* **YOUR GOAL**
Extract all lines in the data that contain the word "text".

• • •

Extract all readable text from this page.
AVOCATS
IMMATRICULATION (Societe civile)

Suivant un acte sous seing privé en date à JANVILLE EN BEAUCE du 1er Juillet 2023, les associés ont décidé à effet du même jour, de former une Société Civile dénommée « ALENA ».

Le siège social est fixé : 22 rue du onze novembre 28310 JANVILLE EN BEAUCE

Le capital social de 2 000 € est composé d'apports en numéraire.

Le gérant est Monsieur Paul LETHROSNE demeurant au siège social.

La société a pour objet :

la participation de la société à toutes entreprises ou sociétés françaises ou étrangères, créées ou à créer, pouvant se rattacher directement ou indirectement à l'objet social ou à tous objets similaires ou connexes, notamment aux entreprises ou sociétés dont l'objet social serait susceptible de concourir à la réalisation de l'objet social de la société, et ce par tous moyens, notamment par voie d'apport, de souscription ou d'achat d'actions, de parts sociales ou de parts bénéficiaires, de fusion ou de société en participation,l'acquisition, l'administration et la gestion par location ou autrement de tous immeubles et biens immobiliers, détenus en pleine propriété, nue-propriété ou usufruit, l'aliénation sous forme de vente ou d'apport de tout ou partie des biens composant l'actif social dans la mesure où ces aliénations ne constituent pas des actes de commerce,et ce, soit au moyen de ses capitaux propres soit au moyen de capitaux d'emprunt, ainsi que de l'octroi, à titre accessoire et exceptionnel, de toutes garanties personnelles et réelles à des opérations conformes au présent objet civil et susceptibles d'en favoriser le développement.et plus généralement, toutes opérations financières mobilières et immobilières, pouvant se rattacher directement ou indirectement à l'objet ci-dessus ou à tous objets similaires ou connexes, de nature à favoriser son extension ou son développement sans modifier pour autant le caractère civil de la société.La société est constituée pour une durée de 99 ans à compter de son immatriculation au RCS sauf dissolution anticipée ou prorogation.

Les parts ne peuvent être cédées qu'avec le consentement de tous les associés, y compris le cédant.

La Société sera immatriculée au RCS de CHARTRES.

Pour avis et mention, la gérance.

• • •

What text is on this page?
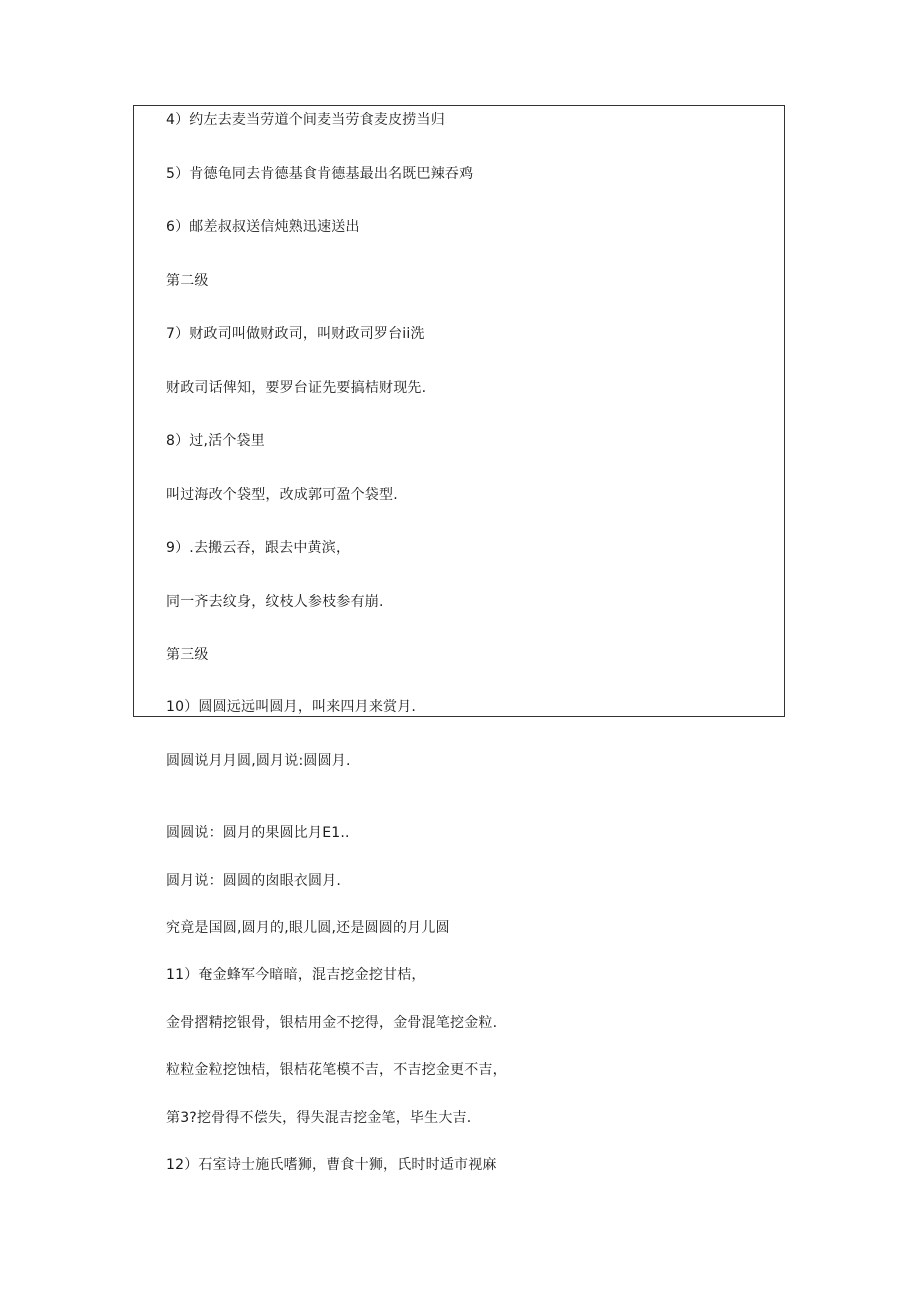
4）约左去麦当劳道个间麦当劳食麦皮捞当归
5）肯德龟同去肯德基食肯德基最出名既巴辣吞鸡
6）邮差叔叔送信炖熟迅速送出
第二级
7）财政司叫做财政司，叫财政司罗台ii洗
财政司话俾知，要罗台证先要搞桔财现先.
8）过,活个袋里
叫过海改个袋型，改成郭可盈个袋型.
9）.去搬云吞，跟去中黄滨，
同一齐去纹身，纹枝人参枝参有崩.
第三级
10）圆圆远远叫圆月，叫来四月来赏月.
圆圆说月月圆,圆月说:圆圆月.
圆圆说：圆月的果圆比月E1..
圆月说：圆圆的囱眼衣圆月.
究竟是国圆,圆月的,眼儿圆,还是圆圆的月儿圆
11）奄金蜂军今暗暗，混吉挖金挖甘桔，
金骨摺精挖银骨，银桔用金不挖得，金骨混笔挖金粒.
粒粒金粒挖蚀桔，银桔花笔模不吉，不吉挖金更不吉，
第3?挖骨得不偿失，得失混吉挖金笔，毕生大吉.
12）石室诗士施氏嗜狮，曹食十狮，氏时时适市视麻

• • •

* **SOLUTION TO THE PROBLEM**
Extract all readable text from this page.
What text is on this page?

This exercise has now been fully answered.